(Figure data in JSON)

※ ※ ※

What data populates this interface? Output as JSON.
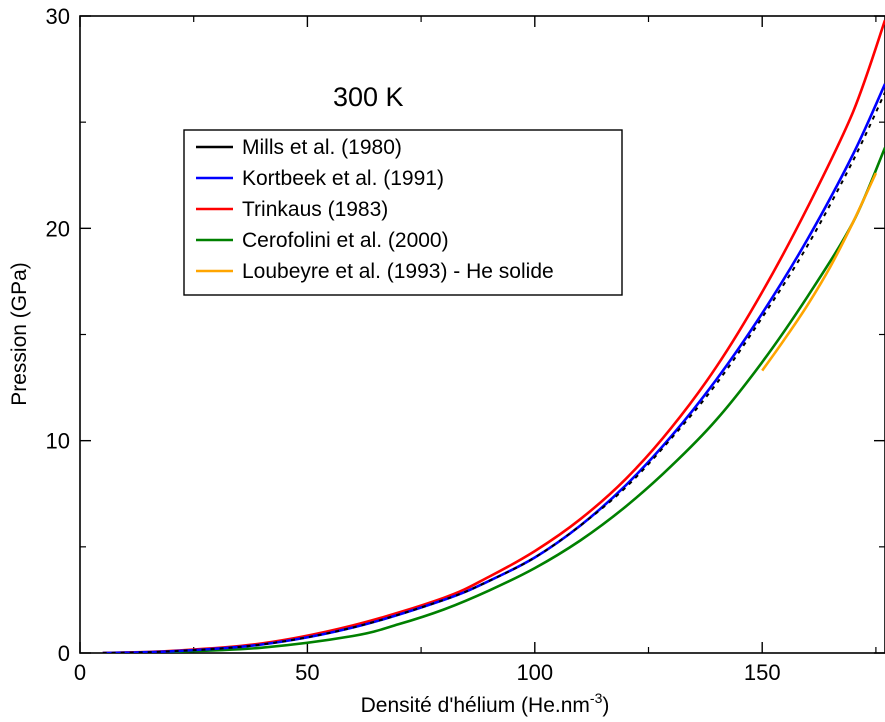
{
  "chart_data": {
    "type": "line",
    "title": "",
    "annotation": "300 K",
    "xlabel": "Densité d'hélium (He.nm",
    "xlabel_sup": "-3",
    "xlabel_close": ")",
    "ylabel": "Pression (GPa)",
    "xlim": [
      0,
      177
    ],
    "ylim": [
      0,
      30
    ],
    "xticks": [
      0,
      50,
      100,
      150
    ],
    "yticks": [
      0,
      10,
      20,
      30
    ],
    "grid": false,
    "legend_position": "upper-left",
    "series": [
      {
        "name": "Mills et al. (1980)",
        "color": "#000000",
        "dashed": true,
        "x": [
          5,
          20,
          40,
          60,
          80,
          90,
          100,
          110,
          120,
          130,
          140,
          150,
          160,
          170,
          177
        ],
        "y": [
          0,
          0.08,
          0.4,
          1.2,
          2.5,
          3.4,
          4.5,
          6.0,
          7.8,
          10.1,
          12.7,
          15.8,
          19.2,
          23.2,
          26.4
        ]
      },
      {
        "name": "Kortbeek et al. (1991)",
        "color": "#0000ff",
        "dashed": false,
        "x": [
          5,
          20,
          40,
          60,
          80,
          90,
          100,
          110,
          120,
          130,
          140,
          150,
          160,
          170,
          177
        ],
        "y": [
          0,
          0.08,
          0.4,
          1.2,
          2.5,
          3.4,
          4.5,
          6.0,
          7.9,
          10.2,
          12.9,
          16.0,
          19.5,
          23.5,
          26.8
        ]
      },
      {
        "name": "Trinkaus (1983)",
        "color": "#ff0000",
        "dashed": false,
        "x": [
          5,
          20,
          40,
          60,
          80,
          90,
          100,
          110,
          120,
          130,
          140,
          150,
          160,
          170,
          177
        ],
        "y": [
          0,
          0.1,
          0.45,
          1.3,
          2.6,
          3.6,
          4.8,
          6.3,
          8.2,
          10.6,
          13.5,
          17.0,
          21.0,
          25.5,
          29.8
        ]
      },
      {
        "name": "Cerofolini et al. (2000)",
        "color": "#008000",
        "dashed": false,
        "x": [
          5,
          20,
          40,
          60,
          70,
          80,
          90,
          100,
          110,
          120,
          130,
          140,
          150,
          160,
          170,
          177
        ],
        "y": [
          0,
          0.05,
          0.25,
          0.8,
          1.35,
          2.05,
          2.95,
          4.0,
          5.3,
          6.9,
          8.8,
          11.0,
          13.7,
          16.8,
          20.3,
          23.8
        ]
      },
      {
        "name": "Loubeyre et al. (1993) - He solide",
        "color": "#ffa500",
        "dashed": false,
        "x": [
          150,
          155,
          160,
          165,
          170,
          175
        ],
        "y": [
          13.3,
          14.8,
          16.4,
          18.2,
          20.3,
          22.6
        ]
      }
    ]
  }
}
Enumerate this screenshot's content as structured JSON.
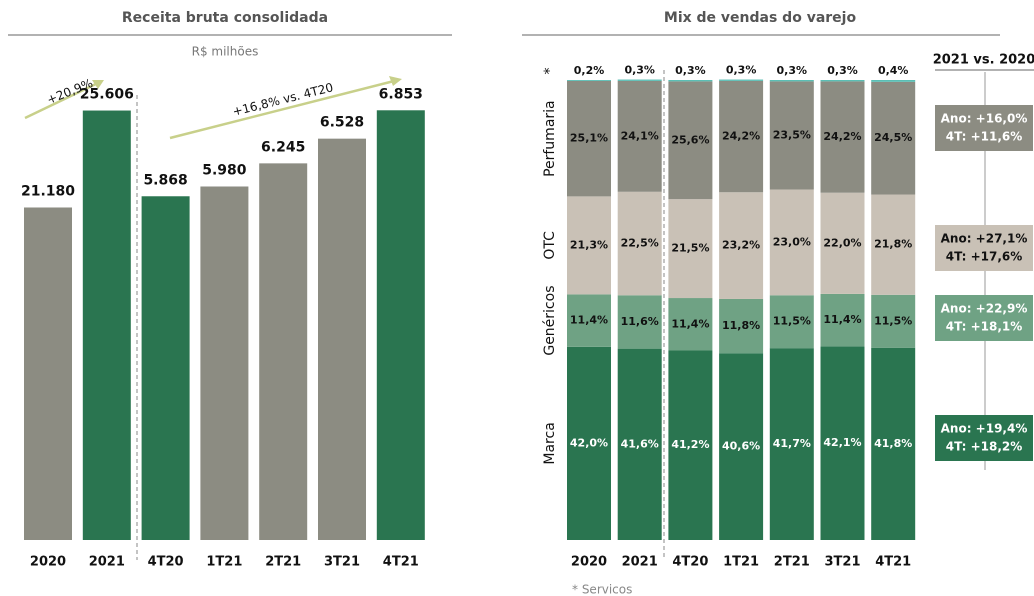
{
  "chart_data": [
    {
      "type": "bar",
      "title": "Receita bruta consolidada",
      "subtitle": "R$ milhões",
      "categories": [
        "2020",
        "2021",
        "4T20",
        "1T21",
        "2T21",
        "3T21",
        "4T21"
      ],
      "bar_colors": [
        "#8c8c82",
        "#2a7550",
        "#2a7550",
        "#8c8c82",
        "#8c8c82",
        "#8c8c82",
        "#2a7550"
      ],
      "series": [
        {
          "name": null,
          "values": [
            21180,
            25606,
            null,
            null,
            null,
            null,
            null
          ],
          "value_labels": [
            "21.180",
            "25.606",
            null,
            null,
            null,
            null,
            null
          ]
        },
        {
          "name": null,
          "axis": "y2",
          "values": [
            null,
            null,
            5868,
            5980,
            6245,
            6528,
            6853
          ],
          "value_labels": [
            null,
            null,
            "5.868",
            "5.980",
            "6.245",
            "6.528",
            "6.853"
          ]
        }
      ],
      "ylim": [
        6000,
        27000
      ],
      "y2lim": [
        1930,
        7200
      ],
      "annotations": [
        "+20,9%",
        "+16,8% vs. 4T20"
      ]
    },
    {
      "type": "stacked_bar",
      "title": "Mix de vendas do varejo",
      "categories": [
        "2020",
        "2021",
        "4T20",
        "1T21",
        "2T21",
        "3T21",
        "4T21"
      ],
      "series": [
        {
          "name": "Marca",
          "color": "#2a7550",
          "label_color": "#ffffff",
          "values": [
            42.0,
            41.6,
            41.2,
            40.6,
            41.7,
            42.1,
            41.8
          ],
          "value_labels": [
            "42,0%",
            "41,6%",
            "41,2%",
            "40,6%",
            "41,7%",
            "42,1%",
            "41,8%"
          ]
        },
        {
          "name": "Genéricos",
          "color": "#6fa284",
          "label_color": "#111111",
          "values": [
            11.4,
            11.6,
            11.4,
            11.8,
            11.5,
            11.4,
            11.5
          ],
          "value_labels": [
            "11,4%",
            "11,6%",
            "11,4%",
            "11,8%",
            "11,5%",
            "11,4%",
            "11,5%"
          ]
        },
        {
          "name": "OTC",
          "color": "#c9c1b6",
          "label_color": "#111111",
          "values": [
            21.3,
            22.5,
            21.5,
            23.2,
            23.0,
            22.0,
            21.8
          ],
          "value_labels": [
            "21,3%",
            "22,5%",
            "21,5%",
            "23,2%",
            "23,0%",
            "22,0%",
            "21,8%"
          ]
        },
        {
          "name": "Perfumaria",
          "color": "#8c8c82",
          "label_color": "#111111",
          "values": [
            25.1,
            24.1,
            25.6,
            24.2,
            23.5,
            24.2,
            24.5
          ],
          "value_labels": [
            "25,1%",
            "24,1%",
            "25,6%",
            "24,2%",
            "23,5%",
            "24,2%",
            "24,5%"
          ]
        },
        {
          "name": "*",
          "color": "#5bbfb5",
          "label_color": "#111111",
          "values": [
            0.2,
            0.3,
            0.3,
            0.3,
            0.3,
            0.3,
            0.4
          ],
          "value_labels": [
            "0,2%",
            "0,3%",
            "0,3%",
            "0,3%",
            "0,3%",
            "0,3%",
            "0,4%"
          ]
        }
      ],
      "ylim": [
        0,
        100
      ],
      "footnote": "* Servicos"
    }
  ],
  "side_panel": {
    "title": "2021 vs. 2020",
    "items": [
      {
        "ano": "Ano: +16,0%",
        "t4": "4T: +11,6%",
        "color": "#8c8c82",
        "text_color": "#ffffff"
      },
      {
        "ano": "Ano: +27,1%",
        "t4": "4T: +17,6%",
        "color": "#c9c1b6",
        "text_color": "#111111"
      },
      {
        "ano": "Ano: +22,9%",
        "t4": "4T: +18,1%",
        "color": "#6fa284",
        "text_color": "#ffffff"
      },
      {
        "ano": "Ano: +19,4%",
        "t4": "4T: +18,2%",
        "color": "#2a7550",
        "text_color": "#ffffff"
      }
    ]
  }
}
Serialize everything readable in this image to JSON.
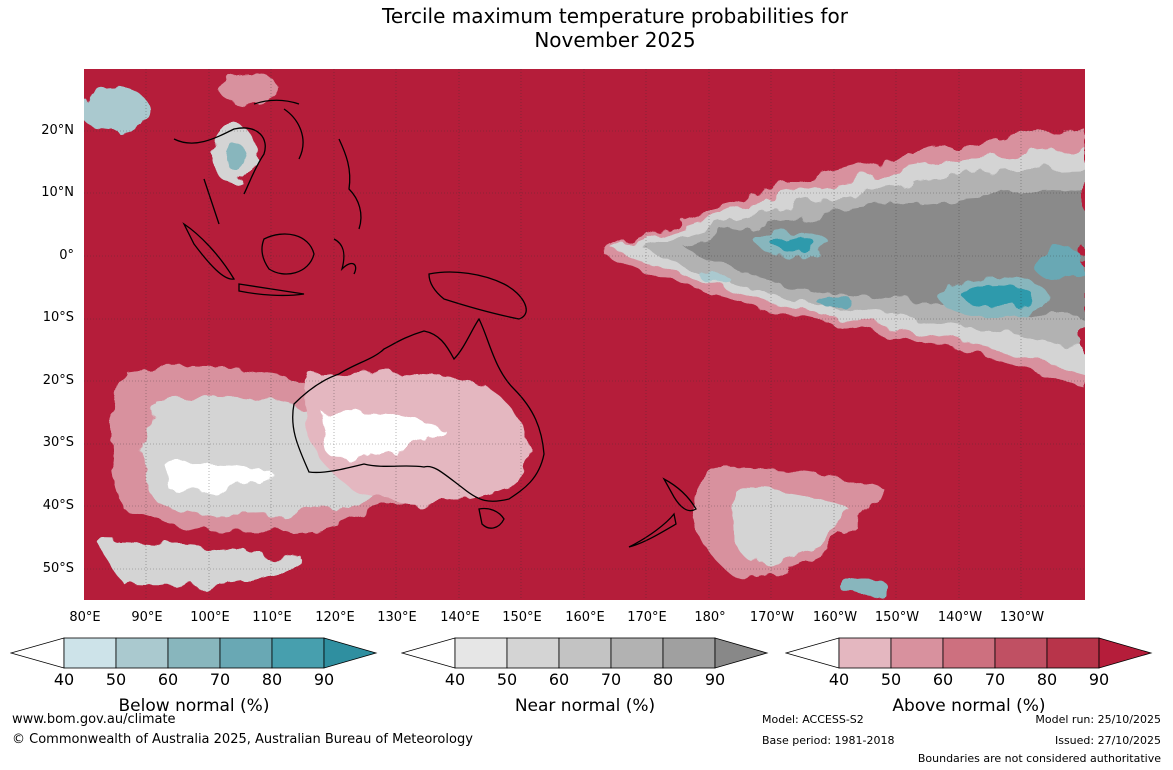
{
  "title": {
    "line1": "Tercile maximum temperature probabilities for",
    "line2": "November 2025"
  },
  "map": {
    "lat_labels": [
      "20°N",
      "10°N",
      "0°",
      "10°S",
      "20°S",
      "30°S",
      "40°S",
      "50°S"
    ],
    "lon_labels": [
      "80°E",
      "90°E",
      "100°E",
      "110°E",
      "120°E",
      "130°E",
      "140°E",
      "150°E",
      "160°E",
      "170°E",
      "180°",
      "170°W",
      "160°W",
      "150°W",
      "140°W",
      "130°W"
    ],
    "colors": {
      "above_90": "#b51d3a",
      "ocean_base": "#b51d3a",
      "near_grey": "#8a8a8a",
      "below_teal": "#2f9aac"
    }
  },
  "colorbars": {
    "ticks": [
      "40",
      "50",
      "60",
      "70",
      "80",
      "90"
    ],
    "below": {
      "label": "Below normal (%)",
      "colors": [
        "#ffffff",
        "#cde3e9",
        "#aac9cf",
        "#88b6bd",
        "#69a8b4",
        "#479fae",
        "#2f8fa0"
      ]
    },
    "near": {
      "label": "Near normal (%)",
      "colors": [
        "#ffffff",
        "#e6e6e6",
        "#d4d4d4",
        "#c3c3c3",
        "#b2b2b2",
        "#a0a0a0",
        "#888888"
      ]
    },
    "above": {
      "label": "Above normal (%)",
      "colors": [
        "#ffffff",
        "#e4b7c0",
        "#d8919e",
        "#cd707f",
        "#c05063",
        "#b8344a",
        "#b51d3a"
      ]
    }
  },
  "footer": {
    "url": "www.bom.gov.au/climate",
    "copyright": "© Commonwealth of Australia 2025, Australian Bureau of Meteorology",
    "model": "Model: ACCESS-S2",
    "base_period": "Base period: 1981-2018",
    "model_run": "Model run: 25/10/2025",
    "issued": "Issued: 27/10/2025",
    "boundaries": "Boundaries are not considered authoritative"
  }
}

※ ※ ※

> **WHAT TO PRODUCE**
Search the records above for "this". Copy each line where it is found.

> **CORRECT ANSWER**
What data populates this interface? Output as JSON.
Enumerate this screenshot's content as structured JSON.
Serialize everything readable in this image to JSON.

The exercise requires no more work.